## [GIVEN REQUEST]
According to the water leak thread, why should the door frame sit in a three-sided "pan"?

## [SELECTED EXCERPT]
# Need help finding water leak!



## RBarton (Dec 28, 2009)

We purchased our house last summer and after about a 2 months in the house, we had a heavy rain with wind directed at the front of the house.  We first noticed water coming inside the house above the garden doors in the basement.  We called a siding contractor and he thought the problem was the flashing on bottom of the upper door as possible around the deck.  If you look at the picture you will notice the water marks under the deck/around the door- both upper and lower, and around the windows.  We had the windows and door reflashed.  We had to replace the upper door frame as it was rotted.  
We were hoping this would be the end of our leaking issues.... not so fortunate   The upper exterior door was leaking inside in both corners when it rained hard.  We had the contractor come back and remove the deck completley.  WE Still had water coming in both corners and above the doors in the basement.  We caulked the upper door so it can't be opened.  We are not sure where to go next.  If we squeeze the flashing above the garden doors, water comes from under.  How would the water be getting under the tyvek and flashing? If you look closely at the pictures, it doesn't appear to be coming from higher above??  Would there not be water marks if the water were coming from the roof or soffit area?  
If there is anyone who can help us with this issue, we would greatly appreciate it.  The last photo is when the siding was being put back on the house and before we removed the upper deck..........
Thank you.


----------



## handyguys (Dec 28, 2009)

Its really hard to say. Obviously something isn't flashed correctly. Yes, its possible the leak is not around the door. It could be around the lighting fixtures, the attic vent or even the roof. You could also have faulty windows or doors. 

Water can find its way through all sorts of paths. The leak will be above the area where you see the water under the flashing but could be way to the side and above too.


----------



## oldognewtrick (Dec 28, 2009)

The most likely causes of your leak are going to be .

1. The door frame should be sitting in a 3 sided "pan". This will force water outside that may get in through the threshold.

2. You should have a "Z" flashing above the door frame, then the "J" channel above the Z flashing.

3. The area where the deck bolts to the wall should have a "L" flashing to divert water away from the house. This flashing runs down the wall and out on the deck boards.

It looks from the staining you have more than one leak. Like Handyguy said, any area above the leak is suspect.


----------



## crcwilson (May 6, 2010)

[Stored dataset items]
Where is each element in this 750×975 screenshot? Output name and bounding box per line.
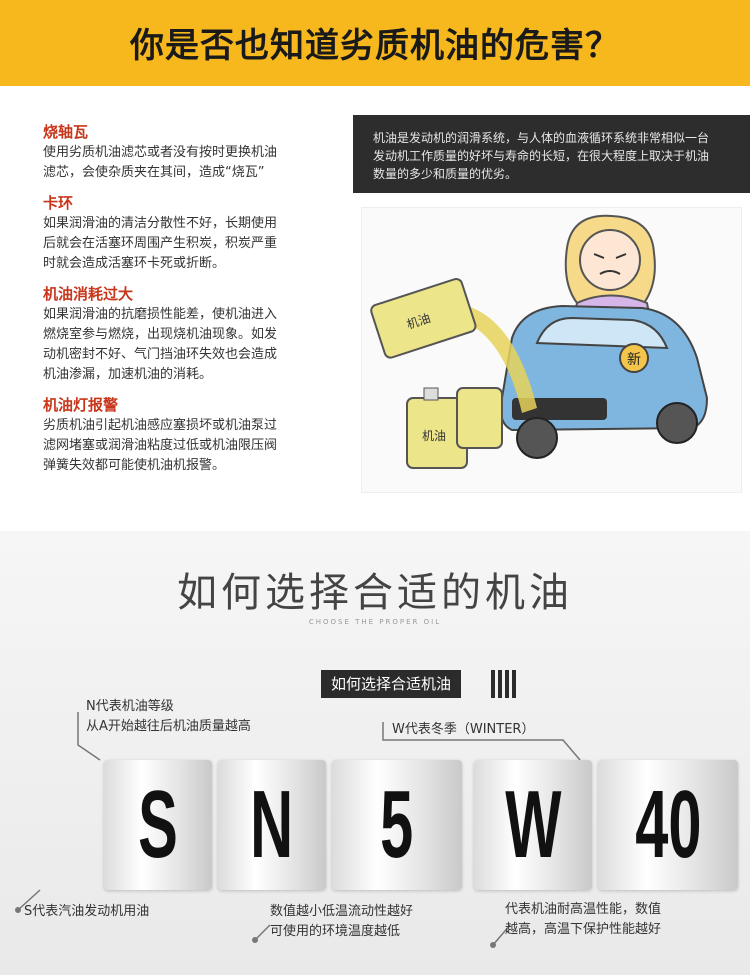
oil-stream <box>452 303 537 413</box>
grade-cell-w: W <box>474 760 592 890</box>
grade-cell-s: S <box>104 760 212 890</box>
hazard-title: 机油灯报警 <box>43 396 119 414</box>
hazard-item: 机油消耗过大 如果润滑油的抗磨损性能差，使机油进入 燃烧室参与燃烧，出现烧机油现… <box>43 283 323 385</box>
decorative-bars <box>491 670 519 698</box>
annotation-line: 代表机油耐高温性能，数值 <box>505 902 662 917</box>
hazard-text-line: 滤网堵塞或润滑油粘度过低或机油限压阀 <box>43 438 278 453</box>
grade-char: 5 <box>380 771 414 878</box>
hazard-text-line: 如果润滑油的清洁分散性不好，长期使用 <box>43 216 278 231</box>
hazard-title: 机油消耗过大 <box>43 285 134 303</box>
annotation-line: S代表汽油发动机用油 <box>24 904 150 919</box>
grade-char: W <box>504 771 562 878</box>
hazard-item: 烧轴瓦 使用劣质机油滤芯或者没有按时更换机油 滤芯，会使杂质夹在其间，造成“烧瓦… <box>43 121 323 183</box>
annotation-line: 越高，高温下保护性能越好 <box>505 922 662 937</box>
header-banner: 你是否也知道劣质机油的危害？ <box>0 0 750 86</box>
section-title: 如何选择合适的机油 <box>177 570 573 616</box>
info-line: 机油是发动机的润滑系统，与人体的血液循环系统非常相似一台 <box>373 131 710 145</box>
annotation-low-temp: 数值越小低温流动性越好 可使用的环境温度越低 <box>270 902 413 942</box>
info-line: 数量的多少和质量的优劣。 <box>373 167 518 181</box>
annotation-line: W代表冬季（WINTER） <box>392 722 535 737</box>
cartoon-illustration: 新 机油 机油 <box>361 207 742 493</box>
hazard-text-line: 机油渗漏，加速机油的消耗。 <box>43 367 213 382</box>
hazard-text-line: 劣质机油引起机油感应塞损坏或机油泵过 <box>43 418 278 433</box>
car-oil-cartoon: 新 机油 机油 <box>370 214 709 469</box>
grade-cell-40: 40 <box>598 760 738 890</box>
annotation-high-temp: 代表机油耐高温性能，数值 越高，高温下保护性能越好 <box>505 900 661 940</box>
section-pill-label: 如何选择合适机油 <box>321 670 462 698</box>
annotation-n-grade: N代表机油等级 从A开始越往后机油质量越高 <box>86 697 251 737</box>
hazard-list: 烧轴瓦 使用劣质机油滤芯或者没有按时更换机油 滤芯，会使杂质夹在其间，造成“烧瓦… <box>43 121 323 485</box>
grade-char: S <box>138 771 178 878</box>
hazard-text-line: 后就会在活塞环周围产生积炭，积炭严重 <box>43 236 278 251</box>
section-subtitle: CHOOSE THE PROPER OIL <box>308 618 442 626</box>
girl-figure <box>564 214 656 329</box>
hazard-title: 卡环 <box>43 194 74 212</box>
car-figure: 新 <box>499 304 709 459</box>
hazard-text-line: 滤芯，会使杂质夹在其间，造成“烧瓦” <box>43 165 265 180</box>
annotation-line: 可使用的环境温度越低 <box>270 924 401 939</box>
hazard-item: 卡环 如果润滑油的清洁分散性不好，长期使用 后就会在活塞环周围产生积炭，积炭严重… <box>43 192 323 274</box>
annotation-s-gasoline: S代表汽油发动机用油 <box>24 902 149 922</box>
annotation-line: 数值越小低温流动性越好 <box>270 904 414 919</box>
annotation-line: 从A开始越往后机油质量越高 <box>86 719 251 734</box>
hazard-title: 烧轴瓦 <box>43 123 89 141</box>
car-tag-text: 新 <box>627 352 641 368</box>
hazard-item: 机油灯报警 劣质机油引起机油感应塞损坏或机油泵过 滤网堵塞或润滑油粘度过低或机油… <box>43 394 323 476</box>
annotation-w-winter: W代表冬季（WINTER） <box>392 720 534 740</box>
grade-char: 40 <box>634 771 702 878</box>
page-title: 你是否也知道劣质机油的危害？ <box>130 26 620 66</box>
bottle-label: 机油 <box>422 429 446 443</box>
oil-bottle-standing: 机油 <box>406 387 503 469</box>
hazard-text-line: 时就会造成活塞环卡死或折断。 <box>43 256 226 271</box>
hazard-text-line: 动机密封不好、气门挡油环失效也会造成 <box>43 347 278 362</box>
info-box: 机油是发动机的润滑系统，与人体的血液循环系统非常相似一台 发动机工作质量的好坏与… <box>353 115 750 193</box>
hazard-text-line: 使用劣质机油滤芯或者没有按时更换机油 <box>43 145 278 160</box>
grade-char: N <box>250 771 294 878</box>
info-line: 发动机工作质量的好坏与寿命的长短，在很大程度上取决于机油 <box>373 149 710 163</box>
grade-cell-n: N <box>218 760 326 890</box>
hazard-text-line: 弹簧失效都可能使机油机报警。 <box>43 458 226 473</box>
grade-cell-5: 5 <box>332 760 462 890</box>
oil-bottle-pouring: 机油 <box>370 278 477 359</box>
lower-section <box>0 531 750 975</box>
annotation-line: N代表机油等级 <box>86 699 174 714</box>
hazard-text-line: 如果润滑油的抗磨损性能差，使机油进入 <box>43 307 278 322</box>
hazard-text-line: 燃烧室参与燃烧，出现烧机油现象。如发 <box>43 327 278 342</box>
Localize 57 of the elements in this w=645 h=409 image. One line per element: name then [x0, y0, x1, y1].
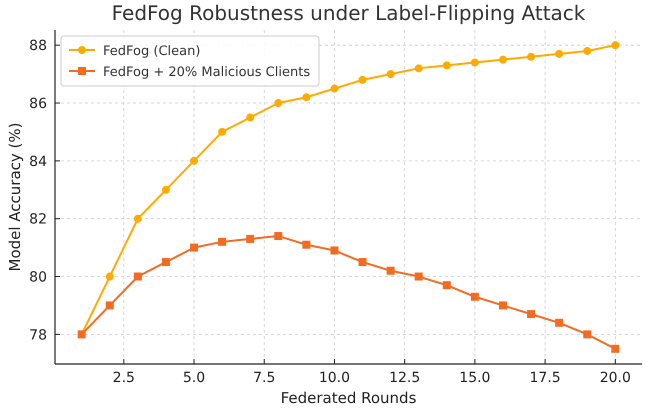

## [TASK RESPONSE]
The pan forces any water that gets in through the threshold back outside.